== Task directions ==
Collect the lines of the entries where "Gold" shows up.

··· The data ···

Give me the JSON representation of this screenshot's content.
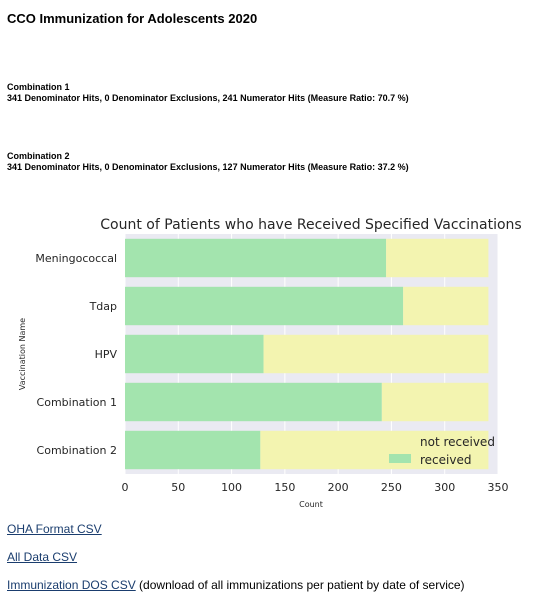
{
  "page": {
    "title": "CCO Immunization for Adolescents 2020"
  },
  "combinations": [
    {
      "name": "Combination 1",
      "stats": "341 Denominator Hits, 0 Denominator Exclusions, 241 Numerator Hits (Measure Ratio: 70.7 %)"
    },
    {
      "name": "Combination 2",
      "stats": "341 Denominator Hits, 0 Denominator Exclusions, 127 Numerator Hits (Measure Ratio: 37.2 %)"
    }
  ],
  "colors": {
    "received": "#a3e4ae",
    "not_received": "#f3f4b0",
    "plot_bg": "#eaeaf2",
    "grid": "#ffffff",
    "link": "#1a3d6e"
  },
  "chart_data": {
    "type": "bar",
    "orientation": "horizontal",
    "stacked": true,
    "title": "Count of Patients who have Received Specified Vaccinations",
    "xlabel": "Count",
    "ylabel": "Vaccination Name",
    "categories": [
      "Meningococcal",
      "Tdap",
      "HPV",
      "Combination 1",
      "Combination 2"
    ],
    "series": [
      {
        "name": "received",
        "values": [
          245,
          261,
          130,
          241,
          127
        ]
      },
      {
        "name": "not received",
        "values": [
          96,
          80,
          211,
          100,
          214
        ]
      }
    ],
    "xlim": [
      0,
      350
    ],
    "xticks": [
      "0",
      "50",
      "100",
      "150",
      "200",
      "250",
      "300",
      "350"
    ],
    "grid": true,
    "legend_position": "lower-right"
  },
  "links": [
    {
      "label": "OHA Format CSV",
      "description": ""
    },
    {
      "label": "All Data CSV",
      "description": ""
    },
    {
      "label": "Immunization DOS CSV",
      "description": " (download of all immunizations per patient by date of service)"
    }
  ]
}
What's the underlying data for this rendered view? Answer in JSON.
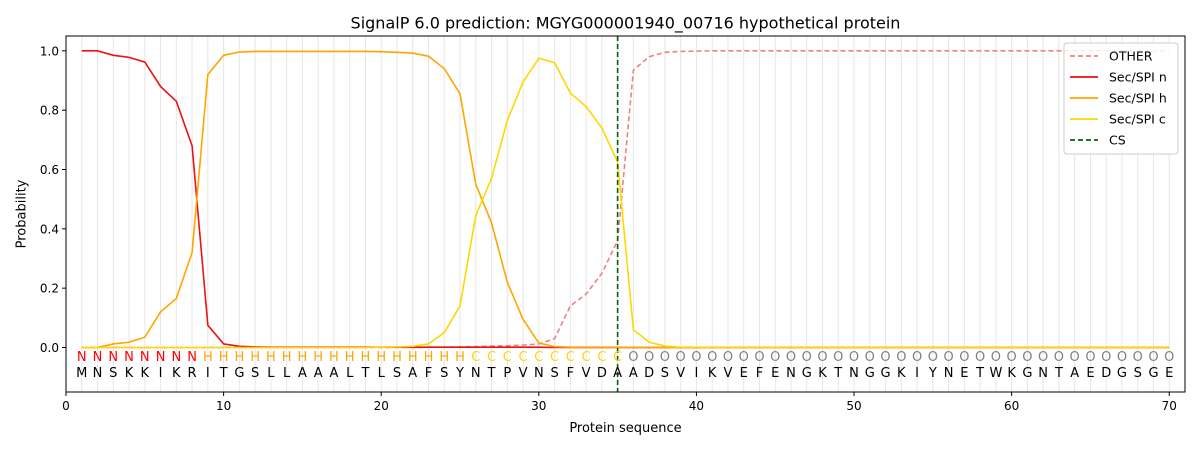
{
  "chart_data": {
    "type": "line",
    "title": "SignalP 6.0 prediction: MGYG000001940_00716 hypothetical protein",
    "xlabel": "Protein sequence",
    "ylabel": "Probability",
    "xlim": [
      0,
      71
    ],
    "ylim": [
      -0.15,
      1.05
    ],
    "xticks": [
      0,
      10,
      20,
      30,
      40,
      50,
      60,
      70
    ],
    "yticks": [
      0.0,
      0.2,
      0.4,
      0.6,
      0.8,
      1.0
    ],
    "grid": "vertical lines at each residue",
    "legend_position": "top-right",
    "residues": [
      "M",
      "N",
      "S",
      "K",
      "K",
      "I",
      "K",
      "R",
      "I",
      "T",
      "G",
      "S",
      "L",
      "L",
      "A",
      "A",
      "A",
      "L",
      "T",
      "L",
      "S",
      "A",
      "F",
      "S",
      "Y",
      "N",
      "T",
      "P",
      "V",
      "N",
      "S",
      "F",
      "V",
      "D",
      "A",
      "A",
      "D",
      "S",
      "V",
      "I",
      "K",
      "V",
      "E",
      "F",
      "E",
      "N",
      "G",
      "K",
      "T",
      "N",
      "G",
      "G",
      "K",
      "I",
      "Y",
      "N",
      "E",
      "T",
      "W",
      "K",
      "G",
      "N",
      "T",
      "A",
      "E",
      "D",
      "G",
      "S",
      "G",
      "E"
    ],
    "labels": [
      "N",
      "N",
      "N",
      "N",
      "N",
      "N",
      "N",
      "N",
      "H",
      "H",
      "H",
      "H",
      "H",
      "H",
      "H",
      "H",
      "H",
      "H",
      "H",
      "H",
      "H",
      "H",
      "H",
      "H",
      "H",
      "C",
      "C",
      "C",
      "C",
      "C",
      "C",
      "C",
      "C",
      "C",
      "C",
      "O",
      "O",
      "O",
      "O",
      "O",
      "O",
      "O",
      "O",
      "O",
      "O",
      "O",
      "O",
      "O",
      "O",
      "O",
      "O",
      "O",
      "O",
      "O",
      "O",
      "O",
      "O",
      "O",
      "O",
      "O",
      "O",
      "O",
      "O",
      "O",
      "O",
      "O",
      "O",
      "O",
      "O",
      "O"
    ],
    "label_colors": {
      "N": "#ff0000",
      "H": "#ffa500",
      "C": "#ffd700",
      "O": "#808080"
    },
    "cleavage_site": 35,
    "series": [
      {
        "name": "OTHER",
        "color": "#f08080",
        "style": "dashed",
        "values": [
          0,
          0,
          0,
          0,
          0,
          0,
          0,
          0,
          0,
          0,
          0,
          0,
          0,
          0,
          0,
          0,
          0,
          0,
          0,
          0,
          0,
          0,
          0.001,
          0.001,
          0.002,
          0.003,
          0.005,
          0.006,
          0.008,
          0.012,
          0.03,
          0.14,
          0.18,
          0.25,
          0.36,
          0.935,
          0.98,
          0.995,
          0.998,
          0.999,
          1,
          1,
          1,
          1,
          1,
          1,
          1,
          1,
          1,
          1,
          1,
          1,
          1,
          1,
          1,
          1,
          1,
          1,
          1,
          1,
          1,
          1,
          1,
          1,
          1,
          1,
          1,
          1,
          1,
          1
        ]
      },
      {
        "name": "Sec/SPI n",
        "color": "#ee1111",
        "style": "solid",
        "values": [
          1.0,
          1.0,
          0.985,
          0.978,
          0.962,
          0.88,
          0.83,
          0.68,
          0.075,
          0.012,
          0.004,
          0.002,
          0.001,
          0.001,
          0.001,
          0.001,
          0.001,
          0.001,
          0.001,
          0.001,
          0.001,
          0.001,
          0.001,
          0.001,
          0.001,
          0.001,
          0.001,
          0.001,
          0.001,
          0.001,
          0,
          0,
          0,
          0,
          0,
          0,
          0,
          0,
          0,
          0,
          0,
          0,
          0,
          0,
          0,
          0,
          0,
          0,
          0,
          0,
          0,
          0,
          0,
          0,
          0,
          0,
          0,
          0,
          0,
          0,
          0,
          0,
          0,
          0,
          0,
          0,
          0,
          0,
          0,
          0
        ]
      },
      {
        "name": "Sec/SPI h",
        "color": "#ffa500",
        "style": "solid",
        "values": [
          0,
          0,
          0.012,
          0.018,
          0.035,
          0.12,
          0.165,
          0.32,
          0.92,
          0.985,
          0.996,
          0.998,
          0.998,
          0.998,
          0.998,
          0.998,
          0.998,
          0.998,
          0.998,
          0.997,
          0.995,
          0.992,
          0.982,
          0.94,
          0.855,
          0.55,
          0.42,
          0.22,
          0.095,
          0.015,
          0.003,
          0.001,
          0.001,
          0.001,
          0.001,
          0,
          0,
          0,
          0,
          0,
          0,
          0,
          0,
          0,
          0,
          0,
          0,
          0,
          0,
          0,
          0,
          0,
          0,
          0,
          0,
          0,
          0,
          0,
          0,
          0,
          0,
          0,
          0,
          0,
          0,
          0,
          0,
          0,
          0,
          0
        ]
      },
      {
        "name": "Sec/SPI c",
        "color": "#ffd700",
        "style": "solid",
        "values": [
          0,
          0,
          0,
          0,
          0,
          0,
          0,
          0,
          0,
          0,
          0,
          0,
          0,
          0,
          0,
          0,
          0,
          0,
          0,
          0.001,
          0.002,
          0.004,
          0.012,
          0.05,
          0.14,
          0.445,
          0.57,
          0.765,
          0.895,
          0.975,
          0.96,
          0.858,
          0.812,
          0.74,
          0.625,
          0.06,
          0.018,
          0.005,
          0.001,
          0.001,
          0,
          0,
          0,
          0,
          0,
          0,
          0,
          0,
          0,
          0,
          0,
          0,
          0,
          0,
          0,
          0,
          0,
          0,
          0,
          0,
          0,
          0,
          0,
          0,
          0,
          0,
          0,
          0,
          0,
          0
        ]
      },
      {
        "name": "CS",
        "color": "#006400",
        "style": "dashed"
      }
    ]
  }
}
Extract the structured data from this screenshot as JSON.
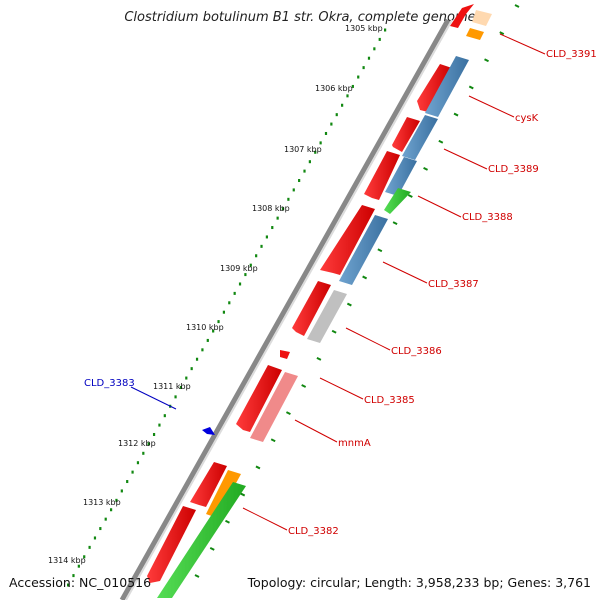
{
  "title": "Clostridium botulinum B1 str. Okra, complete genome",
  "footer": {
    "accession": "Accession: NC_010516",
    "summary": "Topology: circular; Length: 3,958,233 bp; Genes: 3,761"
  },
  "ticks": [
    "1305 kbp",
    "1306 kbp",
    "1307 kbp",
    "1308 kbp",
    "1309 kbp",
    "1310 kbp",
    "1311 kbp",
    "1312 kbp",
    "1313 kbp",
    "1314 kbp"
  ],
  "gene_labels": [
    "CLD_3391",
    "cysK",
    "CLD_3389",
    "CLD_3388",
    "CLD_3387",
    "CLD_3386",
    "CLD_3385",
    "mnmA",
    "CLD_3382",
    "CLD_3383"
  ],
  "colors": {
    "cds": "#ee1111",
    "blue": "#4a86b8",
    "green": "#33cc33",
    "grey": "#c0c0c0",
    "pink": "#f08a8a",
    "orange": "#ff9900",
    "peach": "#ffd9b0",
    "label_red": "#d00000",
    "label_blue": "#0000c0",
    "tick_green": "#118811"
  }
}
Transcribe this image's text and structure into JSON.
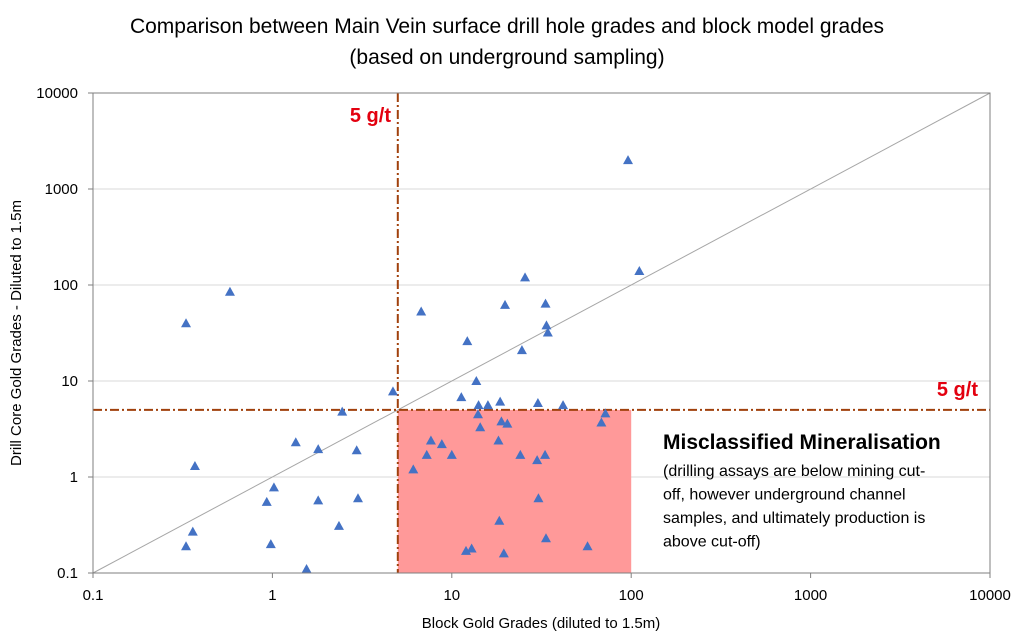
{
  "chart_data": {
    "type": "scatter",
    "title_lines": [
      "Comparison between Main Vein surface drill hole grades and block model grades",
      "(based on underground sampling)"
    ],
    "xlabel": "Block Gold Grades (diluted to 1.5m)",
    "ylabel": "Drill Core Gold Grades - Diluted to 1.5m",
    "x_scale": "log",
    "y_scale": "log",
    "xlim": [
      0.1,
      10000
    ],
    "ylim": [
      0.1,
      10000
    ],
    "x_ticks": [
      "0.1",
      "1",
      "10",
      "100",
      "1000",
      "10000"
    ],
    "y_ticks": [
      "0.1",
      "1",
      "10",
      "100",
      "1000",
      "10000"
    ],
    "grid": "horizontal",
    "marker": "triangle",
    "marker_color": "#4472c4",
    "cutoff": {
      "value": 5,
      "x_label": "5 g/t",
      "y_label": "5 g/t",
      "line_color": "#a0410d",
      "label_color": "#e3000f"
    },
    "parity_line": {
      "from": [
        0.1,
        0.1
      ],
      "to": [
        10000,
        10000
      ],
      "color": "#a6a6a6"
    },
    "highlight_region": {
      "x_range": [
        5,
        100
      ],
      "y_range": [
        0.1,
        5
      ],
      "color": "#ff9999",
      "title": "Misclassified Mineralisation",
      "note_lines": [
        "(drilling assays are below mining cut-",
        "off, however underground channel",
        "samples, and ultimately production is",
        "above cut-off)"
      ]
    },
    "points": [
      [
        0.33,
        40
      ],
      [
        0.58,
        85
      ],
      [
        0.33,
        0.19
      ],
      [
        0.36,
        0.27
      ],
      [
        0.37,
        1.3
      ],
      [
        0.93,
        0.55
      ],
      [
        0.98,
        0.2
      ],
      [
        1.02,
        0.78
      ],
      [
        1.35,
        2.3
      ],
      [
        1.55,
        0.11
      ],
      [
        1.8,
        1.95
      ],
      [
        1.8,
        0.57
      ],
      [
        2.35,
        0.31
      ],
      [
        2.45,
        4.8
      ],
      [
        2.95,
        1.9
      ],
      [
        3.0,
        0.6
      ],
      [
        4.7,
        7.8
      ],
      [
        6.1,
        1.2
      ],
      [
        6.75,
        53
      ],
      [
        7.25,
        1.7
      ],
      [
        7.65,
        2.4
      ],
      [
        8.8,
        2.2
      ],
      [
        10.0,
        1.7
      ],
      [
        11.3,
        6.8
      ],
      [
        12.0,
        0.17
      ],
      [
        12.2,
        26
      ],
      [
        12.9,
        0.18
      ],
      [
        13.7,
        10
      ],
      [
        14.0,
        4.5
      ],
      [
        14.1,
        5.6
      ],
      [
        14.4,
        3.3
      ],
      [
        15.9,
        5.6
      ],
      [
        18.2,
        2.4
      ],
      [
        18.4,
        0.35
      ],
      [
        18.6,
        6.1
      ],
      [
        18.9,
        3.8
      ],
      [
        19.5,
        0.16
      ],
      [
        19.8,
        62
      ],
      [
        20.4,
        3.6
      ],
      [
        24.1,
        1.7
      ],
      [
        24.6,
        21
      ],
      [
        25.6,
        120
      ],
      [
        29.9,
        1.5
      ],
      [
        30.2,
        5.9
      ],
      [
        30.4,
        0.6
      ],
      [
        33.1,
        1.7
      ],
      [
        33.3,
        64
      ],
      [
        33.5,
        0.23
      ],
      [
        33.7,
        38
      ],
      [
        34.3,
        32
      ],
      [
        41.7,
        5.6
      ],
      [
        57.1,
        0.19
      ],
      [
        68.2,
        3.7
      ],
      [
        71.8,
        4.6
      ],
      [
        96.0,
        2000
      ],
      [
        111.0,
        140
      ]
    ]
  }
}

···

== The completed task ==
    "xlabel": "Block Gold Grades (diluted to 1.5m)",
    "ylabel": "Drill Core Gold Grades - Diluted to 1.5m",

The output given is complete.